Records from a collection
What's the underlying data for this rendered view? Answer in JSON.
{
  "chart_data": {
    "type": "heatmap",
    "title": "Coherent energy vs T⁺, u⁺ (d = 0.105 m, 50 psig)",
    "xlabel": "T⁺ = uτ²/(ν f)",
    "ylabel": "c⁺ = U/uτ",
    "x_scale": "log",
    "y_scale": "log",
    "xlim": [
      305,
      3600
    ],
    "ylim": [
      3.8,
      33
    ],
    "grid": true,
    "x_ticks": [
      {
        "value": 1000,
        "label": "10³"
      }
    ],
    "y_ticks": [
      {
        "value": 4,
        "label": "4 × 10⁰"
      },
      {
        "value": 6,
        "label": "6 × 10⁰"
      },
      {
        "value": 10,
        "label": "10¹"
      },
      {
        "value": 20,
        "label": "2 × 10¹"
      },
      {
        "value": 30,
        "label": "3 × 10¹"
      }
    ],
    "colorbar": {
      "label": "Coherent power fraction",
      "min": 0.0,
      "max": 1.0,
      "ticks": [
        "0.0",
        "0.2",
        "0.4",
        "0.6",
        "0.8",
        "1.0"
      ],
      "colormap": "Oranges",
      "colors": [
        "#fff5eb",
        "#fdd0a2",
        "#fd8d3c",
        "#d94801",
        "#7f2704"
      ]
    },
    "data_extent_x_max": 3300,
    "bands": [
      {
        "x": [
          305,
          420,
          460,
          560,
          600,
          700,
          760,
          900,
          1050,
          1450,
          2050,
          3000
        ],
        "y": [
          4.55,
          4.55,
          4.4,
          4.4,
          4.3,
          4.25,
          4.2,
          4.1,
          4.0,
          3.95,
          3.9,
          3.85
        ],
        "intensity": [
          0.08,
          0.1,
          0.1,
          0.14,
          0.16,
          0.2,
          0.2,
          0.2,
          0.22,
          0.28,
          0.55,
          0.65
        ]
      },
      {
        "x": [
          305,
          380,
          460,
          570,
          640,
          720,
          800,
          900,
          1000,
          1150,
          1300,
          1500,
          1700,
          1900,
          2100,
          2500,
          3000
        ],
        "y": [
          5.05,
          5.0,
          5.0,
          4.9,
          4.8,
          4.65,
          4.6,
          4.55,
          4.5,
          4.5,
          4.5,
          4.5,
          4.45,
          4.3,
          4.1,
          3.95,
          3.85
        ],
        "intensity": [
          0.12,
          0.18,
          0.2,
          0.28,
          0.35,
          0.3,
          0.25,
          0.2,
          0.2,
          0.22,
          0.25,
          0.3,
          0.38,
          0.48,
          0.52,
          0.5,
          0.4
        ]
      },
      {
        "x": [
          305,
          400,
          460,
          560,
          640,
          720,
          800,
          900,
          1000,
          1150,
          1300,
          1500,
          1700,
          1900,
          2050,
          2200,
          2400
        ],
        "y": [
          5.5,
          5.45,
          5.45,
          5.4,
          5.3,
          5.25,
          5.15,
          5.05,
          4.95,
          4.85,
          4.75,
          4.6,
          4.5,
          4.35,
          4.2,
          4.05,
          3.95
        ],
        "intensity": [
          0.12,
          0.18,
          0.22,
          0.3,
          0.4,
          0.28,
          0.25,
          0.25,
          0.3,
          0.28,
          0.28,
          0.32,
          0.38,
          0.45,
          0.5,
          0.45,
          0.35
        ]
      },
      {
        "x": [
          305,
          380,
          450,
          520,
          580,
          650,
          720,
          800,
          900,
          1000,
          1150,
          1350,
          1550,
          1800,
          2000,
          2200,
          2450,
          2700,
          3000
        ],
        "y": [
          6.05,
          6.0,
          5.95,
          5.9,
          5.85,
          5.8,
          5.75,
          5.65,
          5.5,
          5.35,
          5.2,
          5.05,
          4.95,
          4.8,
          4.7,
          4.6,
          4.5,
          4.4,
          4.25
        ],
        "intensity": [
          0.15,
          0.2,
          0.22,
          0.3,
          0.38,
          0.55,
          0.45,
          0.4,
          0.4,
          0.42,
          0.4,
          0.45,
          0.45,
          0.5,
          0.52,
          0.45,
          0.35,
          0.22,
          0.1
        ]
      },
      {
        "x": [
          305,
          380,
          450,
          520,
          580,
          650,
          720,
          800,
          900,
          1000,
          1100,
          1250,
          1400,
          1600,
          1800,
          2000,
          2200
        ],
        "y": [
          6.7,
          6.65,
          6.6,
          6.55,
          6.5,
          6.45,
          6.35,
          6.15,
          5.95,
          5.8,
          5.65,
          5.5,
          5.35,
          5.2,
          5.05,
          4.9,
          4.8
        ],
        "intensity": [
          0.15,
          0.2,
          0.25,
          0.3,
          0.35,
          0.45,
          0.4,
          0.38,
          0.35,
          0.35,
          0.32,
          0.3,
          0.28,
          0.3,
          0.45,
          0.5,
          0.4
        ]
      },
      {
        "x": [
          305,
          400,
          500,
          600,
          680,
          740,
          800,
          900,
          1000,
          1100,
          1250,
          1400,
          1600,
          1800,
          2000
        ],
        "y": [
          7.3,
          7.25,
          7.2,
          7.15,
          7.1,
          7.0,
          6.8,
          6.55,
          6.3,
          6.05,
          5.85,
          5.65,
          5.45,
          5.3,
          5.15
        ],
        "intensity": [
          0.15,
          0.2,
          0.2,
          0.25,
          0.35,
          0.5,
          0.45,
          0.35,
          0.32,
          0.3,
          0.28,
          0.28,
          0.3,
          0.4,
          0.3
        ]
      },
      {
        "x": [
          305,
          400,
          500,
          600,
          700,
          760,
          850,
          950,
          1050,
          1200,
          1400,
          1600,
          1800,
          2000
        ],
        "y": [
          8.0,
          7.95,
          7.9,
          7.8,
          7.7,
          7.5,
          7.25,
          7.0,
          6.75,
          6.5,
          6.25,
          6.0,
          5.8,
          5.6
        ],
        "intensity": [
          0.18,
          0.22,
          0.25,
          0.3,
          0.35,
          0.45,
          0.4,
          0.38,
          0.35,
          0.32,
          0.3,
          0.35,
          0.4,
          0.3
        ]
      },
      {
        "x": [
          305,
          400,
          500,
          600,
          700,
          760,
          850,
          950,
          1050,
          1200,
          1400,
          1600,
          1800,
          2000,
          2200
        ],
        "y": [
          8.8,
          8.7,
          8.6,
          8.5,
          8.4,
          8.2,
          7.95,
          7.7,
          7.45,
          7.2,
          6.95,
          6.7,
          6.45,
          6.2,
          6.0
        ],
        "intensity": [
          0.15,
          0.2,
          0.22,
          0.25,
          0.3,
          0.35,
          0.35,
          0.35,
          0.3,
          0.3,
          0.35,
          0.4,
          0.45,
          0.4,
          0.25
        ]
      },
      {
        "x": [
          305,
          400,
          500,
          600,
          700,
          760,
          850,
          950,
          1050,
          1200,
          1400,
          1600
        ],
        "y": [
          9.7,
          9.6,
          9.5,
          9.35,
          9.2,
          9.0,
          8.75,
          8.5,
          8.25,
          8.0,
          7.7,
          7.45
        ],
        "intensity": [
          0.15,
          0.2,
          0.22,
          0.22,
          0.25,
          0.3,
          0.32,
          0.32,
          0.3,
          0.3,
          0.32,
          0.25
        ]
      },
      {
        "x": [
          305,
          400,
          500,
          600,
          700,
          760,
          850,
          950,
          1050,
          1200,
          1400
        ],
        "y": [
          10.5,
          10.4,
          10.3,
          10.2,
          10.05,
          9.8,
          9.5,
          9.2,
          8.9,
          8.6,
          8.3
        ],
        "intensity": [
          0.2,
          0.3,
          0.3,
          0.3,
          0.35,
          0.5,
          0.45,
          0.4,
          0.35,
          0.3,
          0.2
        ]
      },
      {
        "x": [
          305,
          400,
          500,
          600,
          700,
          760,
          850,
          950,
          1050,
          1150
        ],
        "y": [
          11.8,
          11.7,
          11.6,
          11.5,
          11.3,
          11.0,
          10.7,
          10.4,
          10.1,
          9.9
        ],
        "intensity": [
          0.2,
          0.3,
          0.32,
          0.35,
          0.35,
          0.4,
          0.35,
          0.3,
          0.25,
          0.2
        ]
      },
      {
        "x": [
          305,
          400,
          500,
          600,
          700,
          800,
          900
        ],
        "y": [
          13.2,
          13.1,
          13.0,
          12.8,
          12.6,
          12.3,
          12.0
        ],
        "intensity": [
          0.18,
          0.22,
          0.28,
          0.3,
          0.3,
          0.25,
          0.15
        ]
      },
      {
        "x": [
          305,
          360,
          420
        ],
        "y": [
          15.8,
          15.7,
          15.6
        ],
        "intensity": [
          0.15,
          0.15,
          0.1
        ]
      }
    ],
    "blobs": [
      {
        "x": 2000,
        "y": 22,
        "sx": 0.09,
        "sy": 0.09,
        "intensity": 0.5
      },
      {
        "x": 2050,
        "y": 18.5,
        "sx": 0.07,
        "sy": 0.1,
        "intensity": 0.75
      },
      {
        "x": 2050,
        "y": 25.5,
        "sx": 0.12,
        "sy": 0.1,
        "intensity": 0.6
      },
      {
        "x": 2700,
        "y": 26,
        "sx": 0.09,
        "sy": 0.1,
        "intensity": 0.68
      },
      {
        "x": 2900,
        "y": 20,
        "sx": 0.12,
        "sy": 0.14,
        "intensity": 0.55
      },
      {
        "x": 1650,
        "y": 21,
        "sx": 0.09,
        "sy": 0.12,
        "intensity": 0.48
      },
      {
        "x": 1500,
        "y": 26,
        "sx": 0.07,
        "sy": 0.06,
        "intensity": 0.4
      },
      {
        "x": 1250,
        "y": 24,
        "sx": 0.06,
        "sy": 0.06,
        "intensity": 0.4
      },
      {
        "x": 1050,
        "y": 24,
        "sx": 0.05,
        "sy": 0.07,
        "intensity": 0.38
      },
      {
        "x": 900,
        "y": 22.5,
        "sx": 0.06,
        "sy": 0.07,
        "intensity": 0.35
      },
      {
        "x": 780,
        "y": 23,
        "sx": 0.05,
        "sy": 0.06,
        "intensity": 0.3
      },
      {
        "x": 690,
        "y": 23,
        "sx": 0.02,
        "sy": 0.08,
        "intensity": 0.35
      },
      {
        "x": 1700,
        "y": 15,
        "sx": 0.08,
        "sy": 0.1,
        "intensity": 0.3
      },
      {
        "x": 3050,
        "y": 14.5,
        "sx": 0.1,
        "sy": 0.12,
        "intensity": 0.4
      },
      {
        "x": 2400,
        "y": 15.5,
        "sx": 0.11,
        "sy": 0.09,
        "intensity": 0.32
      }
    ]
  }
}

Goal
Pull out all lines from the entries above in which the word "Coherent" appears.

Completed exercise
    "title": "Coherent energy vs T⁺, u⁺ (d = 0.105 m, 50 psig)",
      "label": "Coherent power fraction",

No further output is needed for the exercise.